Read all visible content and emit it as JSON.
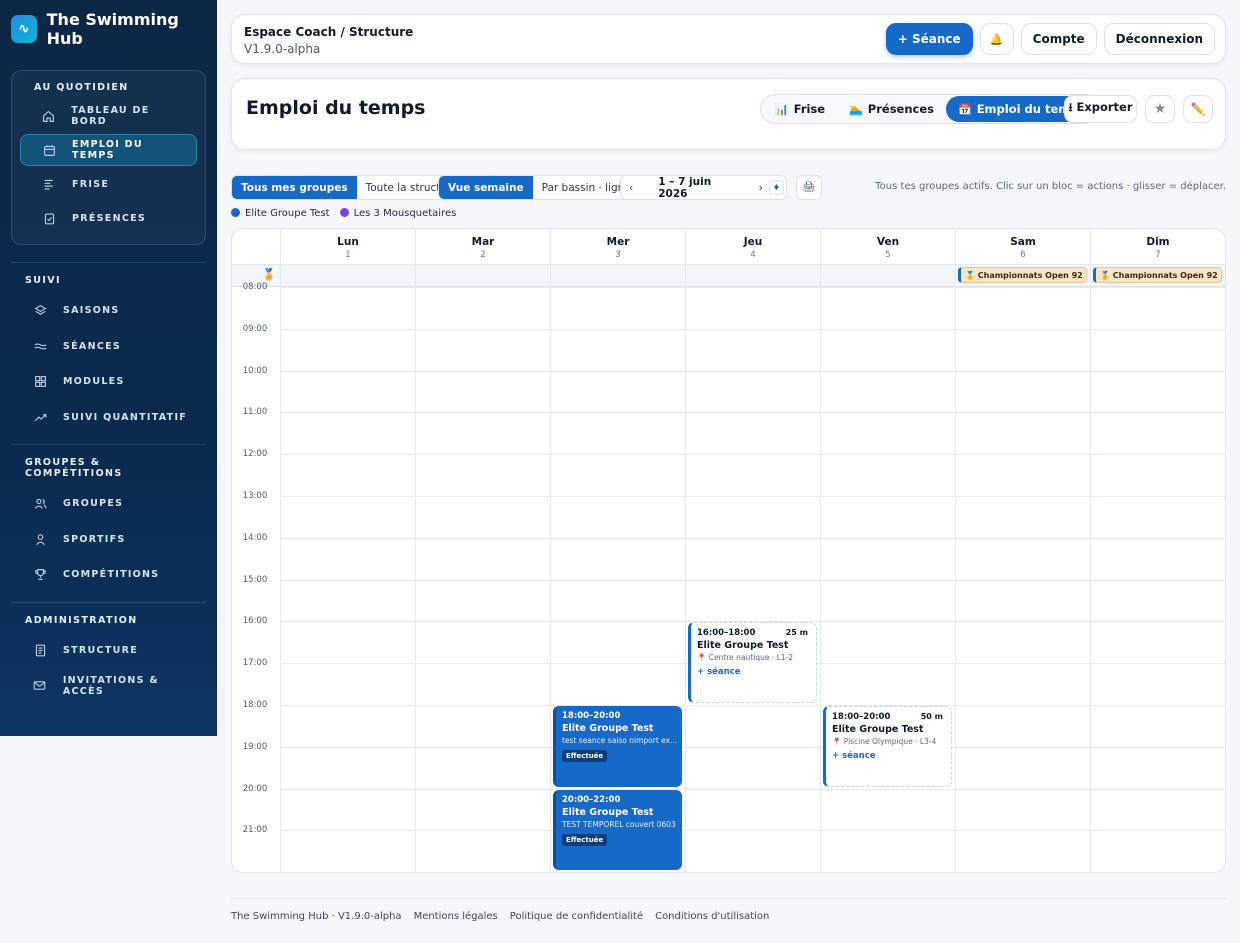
{
  "brand": {
    "name": "The Swimming Hub",
    "logo": "wave-icon"
  },
  "sidebar": {
    "daily": {
      "title": "AU QUOTIDIEN",
      "items": [
        {
          "label": "TABLEAU DE BORD",
          "icon": "home-icon"
        },
        {
          "label": "EMPLOI DU TEMPS",
          "icon": "calendar-icon",
          "active": true
        },
        {
          "label": "FRISE",
          "icon": "timeline-icon"
        },
        {
          "label": "PRÉSENCES",
          "icon": "clipboard-check-icon"
        }
      ]
    },
    "suivi": {
      "title": "SUIVI",
      "items": [
        {
          "label": "SAISONS",
          "icon": "layers-icon"
        },
        {
          "label": "SÉANCES",
          "icon": "waves-icon"
        },
        {
          "label": "MODULES",
          "icon": "grid-icon"
        },
        {
          "label": "SUIVI QUANTITATIF",
          "icon": "trend-icon"
        }
      ]
    },
    "groups": {
      "title": "GROUPES & COMPÉTITIONS",
      "items": [
        {
          "label": "GROUPES",
          "icon": "users-icon"
        },
        {
          "label": "SPORTIFS",
          "icon": "user-icon"
        },
        {
          "label": "COMPÉTITIONS",
          "icon": "trophy-icon"
        }
      ]
    },
    "admin": {
      "title": "ADMINISTRATION",
      "items": [
        {
          "label": "STRUCTURE",
          "icon": "document-icon"
        },
        {
          "label": "INVITATIONS & ACCÈS",
          "icon": "mail-icon"
        }
      ]
    }
  },
  "topbar": {
    "breadcrumb": "Espace Coach / Structure",
    "version": "V1.9.0-alpha",
    "new_session": "+ Séance",
    "bell": "🔔",
    "account": "Compte",
    "logout": "Déconnexion"
  },
  "header": {
    "title": "Emploi du temps",
    "tabs": [
      {
        "label": "Frise",
        "icon": "📊"
      },
      {
        "label": "Présences",
        "icon": "🏊"
      },
      {
        "label": "Emploi du temps",
        "icon": "📅",
        "active": true
      }
    ],
    "export": "⭳ Exporter",
    "star": "★",
    "edit": "✏️"
  },
  "toolbar": {
    "scope": [
      "Tous mes groupes",
      "Toute la structure"
    ],
    "view": [
      "Vue semaine",
      "Par bassin · lignes"
    ],
    "prev": "‹",
    "range": "1 – 7 juin 2026",
    "next": "›",
    "today": "♦",
    "print": "🖨",
    "hint": "Tous tes groupes actifs. Clic sur un bloc = actions · glisser = déplacer."
  },
  "legend": [
    {
      "label": "Elite Groupe Test",
      "color": "#1769c8"
    },
    {
      "label": "Les 3 Mousquetaires",
      "color": "#7b3fe4"
    }
  ],
  "calendar": {
    "days": [
      {
        "name": "Lun",
        "num": "1"
      },
      {
        "name": "Mar",
        "num": "2"
      },
      {
        "name": "Mer",
        "num": "3"
      },
      {
        "name": "Jeu",
        "num": "4"
      },
      {
        "name": "Ven",
        "num": "5"
      },
      {
        "name": "Sam",
        "num": "6"
      },
      {
        "name": "Dim",
        "num": "7"
      }
    ],
    "allday_icon": "🏅",
    "competitions": [
      {
        "day": 5,
        "label": "🏅 Championnats Open 92"
      },
      {
        "day": 6,
        "label": "🏅 Championnats Open 92"
      }
    ],
    "hours": [
      "08:00",
      "09:00",
      "10:00",
      "11:00",
      "12:00",
      "13:00",
      "14:00",
      "15:00",
      "16:00",
      "17:00",
      "18:00",
      "19:00",
      "20:00",
      "21:00"
    ],
    "blocks": [
      {
        "day": 3,
        "start": 16,
        "end": 18,
        "kind": "slot",
        "time": "16:00–18:00",
        "dur": "25 m",
        "group": "Elite Groupe Test",
        "loc": "📍 Centre nautique · L1-2",
        "add": "+ séance"
      },
      {
        "day": 2,
        "start": 18,
        "end": 20,
        "kind": "done",
        "time": "18:00–20:00",
        "group": "Elite Groupe Test",
        "loc": "test seance saiso nimport ex...",
        "badge": "Effectuée"
      },
      {
        "day": 4,
        "start": 18,
        "end": 20,
        "kind": "slot",
        "time": "18:00–20:00",
        "dur": "50 m",
        "group": "Elite Groupe Test",
        "loc": "📍 Piscine Olympique · L3-4",
        "add": "+ séance"
      },
      {
        "day": 2,
        "start": 20,
        "end": 22,
        "kind": "done",
        "time": "20:00–22:00",
        "group": "Elite Groupe Test",
        "loc": "TEST TEMPOREL couvert 0603",
        "badge": "Effectuée"
      }
    ]
  },
  "footer": [
    "The Swimming Hub · V1.9.0-alpha",
    "Mentions légales",
    "Politique de confidentialité",
    "Conditions d'utilisation"
  ]
}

————————

• Do this:
Retype the listing exactly. Pictures do not belong in the copy.

• Answer:
Read all visible content and emit it as JSON.
{
  "brand": {
    "name": "The Swimming Hub",
    "logo": "wave-icon"
  },
  "sidebar": {
    "daily": {
      "title": "AU QUOTIDIEN",
      "items": [
        {
          "label": "TABLEAU DE BORD",
          "icon": "home-icon"
        },
        {
          "label": "EMPLOI DU TEMPS",
          "icon": "calendar-icon",
          "active": true
        },
        {
          "label": "FRISE",
          "icon": "timeline-icon"
        },
        {
          "label": "PRÉSENCES",
          "icon": "clipboard-check-icon"
        }
      ]
    },
    "suivi": {
      "title": "SUIVI",
      "items": [
        {
          "label": "SAISONS",
          "icon": "layers-icon"
        },
        {
          "label": "SÉANCES",
          "icon": "waves-icon"
        },
        {
          "label": "MODULES",
          "icon": "grid-icon"
        },
        {
          "label": "SUIVI QUANTITATIF",
          "icon": "trend-icon"
        }
      ]
    },
    "groups": {
      "title": "GROUPES & COMPÉTITIONS",
      "items": [
        {
          "label": "GROUPES",
          "icon": "users-icon"
        },
        {
          "label": "SPORTIFS",
          "icon": "user-icon"
        },
        {
          "label": "COMPÉTITIONS",
          "icon": "trophy-icon"
        }
      ]
    },
    "admin": {
      "title": "ADMINISTRATION",
      "items": [
        {
          "label": "STRUCTURE",
          "icon": "document-icon"
        },
        {
          "label": "INVITATIONS & ACCÈS",
          "icon": "mail-icon"
        }
      ]
    }
  },
  "topbar": {
    "breadcrumb": "Espace Coach / Structure",
    "version": "V1.9.0-alpha",
    "new_session": "+ Séance",
    "bell": "🔔",
    "account": "Compte",
    "logout": "Déconnexion"
  },
  "header": {
    "title": "Emploi du temps",
    "tabs": [
      {
        "label": "Frise",
        "icon": "📊"
      },
      {
        "label": "Présences",
        "icon": "🏊"
      },
      {
        "label": "Emploi du temps",
        "icon": "📅",
        "active": true
      }
    ],
    "export": "⭳ Exporter",
    "star": "★",
    "edit": "✏️"
  },
  "toolbar": {
    "scope": [
      "Tous mes groupes",
      "Toute la structure"
    ],
    "view": [
      "Vue semaine",
      "Par bassin · lignes"
    ],
    "prev": "‹",
    "range": "1 – 7 juin 2026",
    "next": "›",
    "today": "♦",
    "print": "🖨",
    "hint": "Tous tes groupes actifs. Clic sur un bloc = actions · glisser = déplacer."
  },
  "legend": [
    {
      "label": "Elite Groupe Test",
      "color": "#1769c8"
    },
    {
      "label": "Les 3 Mousquetaires",
      "color": "#7b3fe4"
    }
  ],
  "calendar": {
    "days": [
      {
        "name": "Lun",
        "num": "1"
      },
      {
        "name": "Mar",
        "num": "2"
      },
      {
        "name": "Mer",
        "num": "3"
      },
      {
        "name": "Jeu",
        "num": "4"
      },
      {
        "name": "Ven",
        "num": "5"
      },
      {
        "name": "Sam",
        "num": "6"
      },
      {
        "name": "Dim",
        "num": "7"
      }
    ],
    "allday_icon": "🏅",
    "competitions": [
      {
        "day": 5,
        "label": "🏅 Championnats Open 92"
      },
      {
        "day": 6,
        "label": "🏅 Championnats Open 92"
      }
    ],
    "hours": [
      "08:00",
      "09:00",
      "10:00",
      "11:00",
      "12:00",
      "13:00",
      "14:00",
      "15:00",
      "16:00",
      "17:00",
      "18:00",
      "19:00",
      "20:00",
      "21:00"
    ],
    "blocks": [
      {
        "day": 3,
        "start": 16,
        "end": 18,
        "kind": "slot",
        "time": "16:00–18:00",
        "dur": "25 m",
        "group": "Elite Groupe Test",
        "loc": "📍 Centre nautique · L1-2",
        "add": "+ séance"
      },
      {
        "day": 2,
        "start": 18,
        "end": 20,
        "kind": "done",
        "time": "18:00–20:00",
        "group": "Elite Groupe Test",
        "loc": "test seance saiso nimport ex...",
        "badge": "Effectuée"
      },
      {
        "day": 4,
        "start": 18,
        "end": 20,
        "kind": "slot",
        "time": "18:00–20:00",
        "dur": "50 m",
        "group": "Elite Groupe Test",
        "loc": "📍 Piscine Olympique · L3-4",
        "add": "+ séance"
      },
      {
        "day": 2,
        "start": 20,
        "end": 22,
        "kind": "done",
        "time": "20:00–22:00",
        "group": "Elite Groupe Test",
        "loc": "TEST TEMPOREL couvert 0603",
        "badge": "Effectuée"
      }
    ]
  },
  "footer": [
    "The Swimming Hub · V1.9.0-alpha",
    "Mentions légales",
    "Politique de confidentialité",
    "Conditions d'utilisation"
  ]
}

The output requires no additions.